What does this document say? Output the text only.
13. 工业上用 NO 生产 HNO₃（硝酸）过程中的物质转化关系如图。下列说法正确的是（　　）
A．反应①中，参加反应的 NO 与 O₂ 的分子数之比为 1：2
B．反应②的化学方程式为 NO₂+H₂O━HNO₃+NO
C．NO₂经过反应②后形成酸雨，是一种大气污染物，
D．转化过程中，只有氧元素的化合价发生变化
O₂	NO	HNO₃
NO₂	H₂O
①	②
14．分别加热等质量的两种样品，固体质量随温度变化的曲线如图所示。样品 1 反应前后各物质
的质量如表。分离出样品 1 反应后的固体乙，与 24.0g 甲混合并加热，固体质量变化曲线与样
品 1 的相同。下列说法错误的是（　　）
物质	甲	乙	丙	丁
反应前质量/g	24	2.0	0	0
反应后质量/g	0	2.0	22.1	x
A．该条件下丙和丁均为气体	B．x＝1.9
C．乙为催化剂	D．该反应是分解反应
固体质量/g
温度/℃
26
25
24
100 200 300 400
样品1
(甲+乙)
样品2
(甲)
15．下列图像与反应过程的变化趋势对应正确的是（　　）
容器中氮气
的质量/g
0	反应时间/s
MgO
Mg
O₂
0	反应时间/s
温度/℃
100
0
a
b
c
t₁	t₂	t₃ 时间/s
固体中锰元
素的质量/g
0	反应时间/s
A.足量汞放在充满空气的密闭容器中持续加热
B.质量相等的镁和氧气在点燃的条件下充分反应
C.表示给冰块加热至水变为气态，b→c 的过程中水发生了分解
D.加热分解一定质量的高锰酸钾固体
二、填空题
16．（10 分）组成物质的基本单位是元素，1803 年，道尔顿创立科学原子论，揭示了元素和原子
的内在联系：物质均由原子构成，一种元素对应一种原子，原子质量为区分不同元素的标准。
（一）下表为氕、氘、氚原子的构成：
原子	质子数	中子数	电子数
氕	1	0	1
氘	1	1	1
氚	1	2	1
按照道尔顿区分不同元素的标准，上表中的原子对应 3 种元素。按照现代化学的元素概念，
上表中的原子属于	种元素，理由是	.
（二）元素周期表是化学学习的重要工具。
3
====
### YOUR TASK
All of the data needs to be printed once more, exactly.

### OUTPUT BELOW
What does this document say? Output the text only.
13. 工业上用 NO 生产 HNO₃（硝酸）过程中的物质转化关系如图。下列说法正确的是（　　）
A．反应①中，参加反应的 NO 与 O₂ 的分子数之比为 1：2
B．反应②的化学方程式为 NO₂+H₂O━HNO₃+NO
C．NO₂经过反应②后形成酸雨，是一种大气污染物，
D．转化过程中，只有氧元素的化合价发生变化
O₂	NO	HNO₃
NO₂	H₂O
①	②
14．分别加热等质量的两种样品，固体质量随温度变化的曲线如图所示。样品 1 反应前后各物质
的质量如表。分离出样品 1 反应后的固体乙，与 24.0g 甲混合并加热，固体质量变化曲线与样
品 1 的相同。下列说法错误的是（　　）
物质	甲	乙	丙	丁
反应前质量/g	24	2.0	0	0
反应后质量/g	0	2.0	22.1	x
A．该条件下丙和丁均为气体	B．x＝1.9
C．乙为催化剂	D．该反应是分解反应
固体质量/g
温度/℃
26
25
24
100 200 300 400
样品1
(甲+乙)
样品2
(甲)
15．下列图像与反应过程的变化趋势对应正确的是（　　）
容器中氮气
的质量/g
0	反应时间/s
MgO
Mg
O₂
0	反应时间/s
温度/℃
100
0
a
b
c
t₁	t₂	t₃ 时间/s
固体中锰元
素的质量/g
0	反应时间/s
A.足量汞放在充满空气的密闭容器中持续加热
B.质量相等的镁和氧气在点燃的条件下充分反应
C.表示给冰块加热至水变为气态，b→c 的过程中水发生了分解
D.加热分解一定质量的高锰酸钾固体
二、填空题
16．（10 分）组成物质的基本单位是元素，1803 年，道尔顿创立科学原子论，揭示了元素和原子
的内在联系：物质均由原子构成，一种元素对应一种原子，原子质量为区分不同元素的标准。
（一）下表为氕、氘、氚原子的构成：
原子	质子数	中子数	电子数
氕	1	0	1
氘	1	1	1
氚	1	2	1
按照道尔顿区分不同元素的标准，上表中的原子对应 3 种元素。按照现代化学的元素概念，
上表中的原子属于	种元素，理由是	.
（二）元素周期表是化学学习的重要工具。
3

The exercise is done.